===== RECORD EXTRACTS =====
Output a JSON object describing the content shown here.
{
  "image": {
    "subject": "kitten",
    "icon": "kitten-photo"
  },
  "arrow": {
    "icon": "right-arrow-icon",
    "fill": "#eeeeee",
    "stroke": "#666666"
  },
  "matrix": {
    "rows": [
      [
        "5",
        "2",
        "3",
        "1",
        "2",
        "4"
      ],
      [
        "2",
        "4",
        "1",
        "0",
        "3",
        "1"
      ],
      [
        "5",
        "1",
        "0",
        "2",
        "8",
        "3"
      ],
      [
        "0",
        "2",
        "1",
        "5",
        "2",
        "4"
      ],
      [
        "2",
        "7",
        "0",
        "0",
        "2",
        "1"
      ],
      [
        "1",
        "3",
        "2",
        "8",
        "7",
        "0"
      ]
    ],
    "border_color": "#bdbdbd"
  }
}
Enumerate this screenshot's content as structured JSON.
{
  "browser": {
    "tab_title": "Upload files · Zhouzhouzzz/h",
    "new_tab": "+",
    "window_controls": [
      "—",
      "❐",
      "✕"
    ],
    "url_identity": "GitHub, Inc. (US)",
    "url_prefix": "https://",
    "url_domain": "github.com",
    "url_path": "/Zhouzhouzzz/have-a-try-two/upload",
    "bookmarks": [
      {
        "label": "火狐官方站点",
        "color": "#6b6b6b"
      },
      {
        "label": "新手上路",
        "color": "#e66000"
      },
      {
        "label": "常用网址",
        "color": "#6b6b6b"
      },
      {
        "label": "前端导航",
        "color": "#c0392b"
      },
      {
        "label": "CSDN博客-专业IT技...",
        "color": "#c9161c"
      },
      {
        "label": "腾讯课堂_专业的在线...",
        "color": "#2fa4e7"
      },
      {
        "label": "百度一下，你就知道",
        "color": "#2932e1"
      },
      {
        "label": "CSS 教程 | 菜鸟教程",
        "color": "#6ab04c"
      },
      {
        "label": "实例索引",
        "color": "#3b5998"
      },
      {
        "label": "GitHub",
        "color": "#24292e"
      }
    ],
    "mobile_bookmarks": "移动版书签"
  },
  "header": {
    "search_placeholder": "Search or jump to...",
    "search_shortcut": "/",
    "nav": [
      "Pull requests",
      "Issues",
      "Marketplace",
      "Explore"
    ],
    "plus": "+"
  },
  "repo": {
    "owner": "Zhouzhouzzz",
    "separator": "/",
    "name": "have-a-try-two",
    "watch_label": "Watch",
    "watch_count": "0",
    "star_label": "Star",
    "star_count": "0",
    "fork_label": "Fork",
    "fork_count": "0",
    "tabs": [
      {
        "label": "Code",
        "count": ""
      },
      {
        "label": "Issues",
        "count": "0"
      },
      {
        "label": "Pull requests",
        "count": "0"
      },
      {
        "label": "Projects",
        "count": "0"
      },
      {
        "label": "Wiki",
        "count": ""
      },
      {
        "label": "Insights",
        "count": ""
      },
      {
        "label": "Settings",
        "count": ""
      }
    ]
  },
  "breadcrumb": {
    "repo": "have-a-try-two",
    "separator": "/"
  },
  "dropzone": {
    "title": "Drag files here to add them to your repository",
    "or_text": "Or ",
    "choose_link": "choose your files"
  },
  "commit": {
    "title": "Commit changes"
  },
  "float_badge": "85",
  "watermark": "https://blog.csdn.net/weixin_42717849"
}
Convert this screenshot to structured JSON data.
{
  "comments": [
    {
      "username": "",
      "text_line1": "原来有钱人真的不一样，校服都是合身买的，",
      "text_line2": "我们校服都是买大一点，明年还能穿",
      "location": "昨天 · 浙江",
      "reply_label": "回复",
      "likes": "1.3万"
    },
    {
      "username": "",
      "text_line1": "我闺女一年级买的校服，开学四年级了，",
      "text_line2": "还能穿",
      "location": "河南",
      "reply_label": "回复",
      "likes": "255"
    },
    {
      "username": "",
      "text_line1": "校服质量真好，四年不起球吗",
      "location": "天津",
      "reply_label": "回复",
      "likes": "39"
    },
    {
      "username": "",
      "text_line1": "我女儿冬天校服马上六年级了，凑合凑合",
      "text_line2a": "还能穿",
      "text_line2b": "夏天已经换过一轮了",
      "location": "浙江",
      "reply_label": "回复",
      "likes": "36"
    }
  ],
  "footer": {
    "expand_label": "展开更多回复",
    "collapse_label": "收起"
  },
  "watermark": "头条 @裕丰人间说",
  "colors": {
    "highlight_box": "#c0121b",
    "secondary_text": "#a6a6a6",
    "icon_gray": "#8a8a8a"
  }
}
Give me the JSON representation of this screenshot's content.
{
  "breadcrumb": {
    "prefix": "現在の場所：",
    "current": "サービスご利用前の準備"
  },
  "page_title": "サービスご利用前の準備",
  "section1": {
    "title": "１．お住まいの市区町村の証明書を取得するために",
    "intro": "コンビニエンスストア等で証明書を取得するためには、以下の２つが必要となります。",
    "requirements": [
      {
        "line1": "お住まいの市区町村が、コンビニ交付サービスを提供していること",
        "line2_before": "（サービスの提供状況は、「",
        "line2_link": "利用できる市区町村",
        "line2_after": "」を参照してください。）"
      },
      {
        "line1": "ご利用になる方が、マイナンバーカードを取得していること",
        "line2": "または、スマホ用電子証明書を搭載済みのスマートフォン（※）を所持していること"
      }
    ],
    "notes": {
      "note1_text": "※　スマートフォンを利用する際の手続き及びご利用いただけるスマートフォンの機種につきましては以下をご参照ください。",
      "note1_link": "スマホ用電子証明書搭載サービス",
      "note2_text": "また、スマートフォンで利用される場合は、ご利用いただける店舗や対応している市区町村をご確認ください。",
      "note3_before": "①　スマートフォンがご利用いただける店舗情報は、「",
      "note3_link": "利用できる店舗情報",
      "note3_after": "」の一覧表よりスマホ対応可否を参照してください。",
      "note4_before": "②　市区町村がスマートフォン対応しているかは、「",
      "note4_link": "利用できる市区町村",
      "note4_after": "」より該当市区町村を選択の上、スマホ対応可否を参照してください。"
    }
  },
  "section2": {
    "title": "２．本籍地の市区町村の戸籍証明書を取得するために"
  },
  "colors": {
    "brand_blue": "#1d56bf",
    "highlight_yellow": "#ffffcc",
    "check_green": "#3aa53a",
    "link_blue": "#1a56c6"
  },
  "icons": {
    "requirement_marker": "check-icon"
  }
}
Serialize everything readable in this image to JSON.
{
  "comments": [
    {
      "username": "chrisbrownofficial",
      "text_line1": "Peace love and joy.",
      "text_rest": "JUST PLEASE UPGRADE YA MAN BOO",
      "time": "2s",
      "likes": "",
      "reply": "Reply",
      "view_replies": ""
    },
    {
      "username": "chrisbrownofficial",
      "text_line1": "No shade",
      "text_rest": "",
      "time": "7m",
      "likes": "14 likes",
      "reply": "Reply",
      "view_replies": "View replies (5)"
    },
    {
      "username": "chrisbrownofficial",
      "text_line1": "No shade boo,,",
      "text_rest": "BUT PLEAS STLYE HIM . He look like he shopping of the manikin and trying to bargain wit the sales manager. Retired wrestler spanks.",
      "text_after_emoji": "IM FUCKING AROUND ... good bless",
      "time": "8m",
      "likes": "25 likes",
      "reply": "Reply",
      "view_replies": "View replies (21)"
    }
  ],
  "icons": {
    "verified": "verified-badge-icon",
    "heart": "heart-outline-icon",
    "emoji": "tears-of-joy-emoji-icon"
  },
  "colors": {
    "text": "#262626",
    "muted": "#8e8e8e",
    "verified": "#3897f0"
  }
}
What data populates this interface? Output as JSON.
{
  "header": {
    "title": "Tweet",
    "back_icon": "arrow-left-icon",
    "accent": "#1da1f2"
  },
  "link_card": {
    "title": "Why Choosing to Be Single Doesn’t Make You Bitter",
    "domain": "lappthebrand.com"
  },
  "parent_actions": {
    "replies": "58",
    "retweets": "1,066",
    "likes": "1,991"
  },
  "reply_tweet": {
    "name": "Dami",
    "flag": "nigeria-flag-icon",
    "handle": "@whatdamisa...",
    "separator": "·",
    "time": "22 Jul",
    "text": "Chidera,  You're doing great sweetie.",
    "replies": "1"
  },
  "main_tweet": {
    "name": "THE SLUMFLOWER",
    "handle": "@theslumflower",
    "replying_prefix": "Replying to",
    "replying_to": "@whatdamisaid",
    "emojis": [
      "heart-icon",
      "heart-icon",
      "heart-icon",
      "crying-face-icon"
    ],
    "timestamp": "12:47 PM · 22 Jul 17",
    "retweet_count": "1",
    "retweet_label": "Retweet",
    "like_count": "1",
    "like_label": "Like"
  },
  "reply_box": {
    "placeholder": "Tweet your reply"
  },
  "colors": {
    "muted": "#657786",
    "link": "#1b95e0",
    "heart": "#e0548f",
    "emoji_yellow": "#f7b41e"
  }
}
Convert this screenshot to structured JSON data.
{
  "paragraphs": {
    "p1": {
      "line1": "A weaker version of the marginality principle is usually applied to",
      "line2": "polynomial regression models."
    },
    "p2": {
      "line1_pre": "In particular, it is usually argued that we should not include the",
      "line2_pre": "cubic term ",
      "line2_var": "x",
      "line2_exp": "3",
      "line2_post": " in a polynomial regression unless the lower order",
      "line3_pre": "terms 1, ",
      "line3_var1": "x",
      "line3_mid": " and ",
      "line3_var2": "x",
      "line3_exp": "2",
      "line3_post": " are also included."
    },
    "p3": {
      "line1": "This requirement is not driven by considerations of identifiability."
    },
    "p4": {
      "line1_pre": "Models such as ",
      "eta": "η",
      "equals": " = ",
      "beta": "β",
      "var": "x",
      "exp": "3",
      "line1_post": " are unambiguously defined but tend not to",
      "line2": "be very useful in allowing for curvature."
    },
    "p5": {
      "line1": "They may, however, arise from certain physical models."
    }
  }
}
=====
§ YOUR TASK
All lines above with "screenshot" in them should be returned.

§ SOLVED PROBLEM
Enumerate this screenshot's content as structured JSON.
Convert this screenshot to structured JSON data.
Give me the JSON representation of this screenshot's content.
Convert this screenshot to structured JSON data.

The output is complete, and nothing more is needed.